Requirements.
Tally the lines of the listing that contain the word "oraz", then give the total and nothing else.

Listed entries.
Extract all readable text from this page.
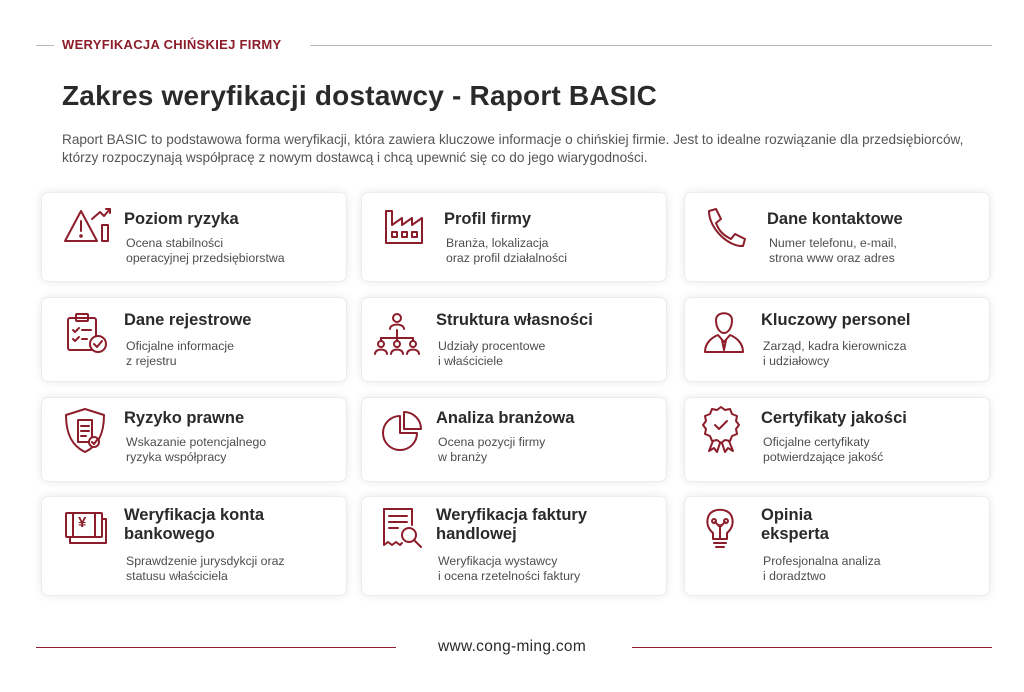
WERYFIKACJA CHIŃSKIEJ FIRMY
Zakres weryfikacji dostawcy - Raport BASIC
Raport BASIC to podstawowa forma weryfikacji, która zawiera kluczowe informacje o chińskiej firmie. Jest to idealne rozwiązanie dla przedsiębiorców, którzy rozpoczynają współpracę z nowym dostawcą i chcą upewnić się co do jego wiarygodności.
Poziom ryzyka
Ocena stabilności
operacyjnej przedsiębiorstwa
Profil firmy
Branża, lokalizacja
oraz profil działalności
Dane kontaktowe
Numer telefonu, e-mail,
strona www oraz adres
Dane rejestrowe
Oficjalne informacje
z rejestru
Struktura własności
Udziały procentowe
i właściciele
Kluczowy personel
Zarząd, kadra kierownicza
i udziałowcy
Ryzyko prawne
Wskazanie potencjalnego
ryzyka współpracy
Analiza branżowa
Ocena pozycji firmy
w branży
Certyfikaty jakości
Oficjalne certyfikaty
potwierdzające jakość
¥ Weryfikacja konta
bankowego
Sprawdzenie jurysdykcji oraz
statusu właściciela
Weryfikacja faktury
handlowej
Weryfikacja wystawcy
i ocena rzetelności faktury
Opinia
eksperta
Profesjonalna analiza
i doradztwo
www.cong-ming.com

Result for this exercise.
3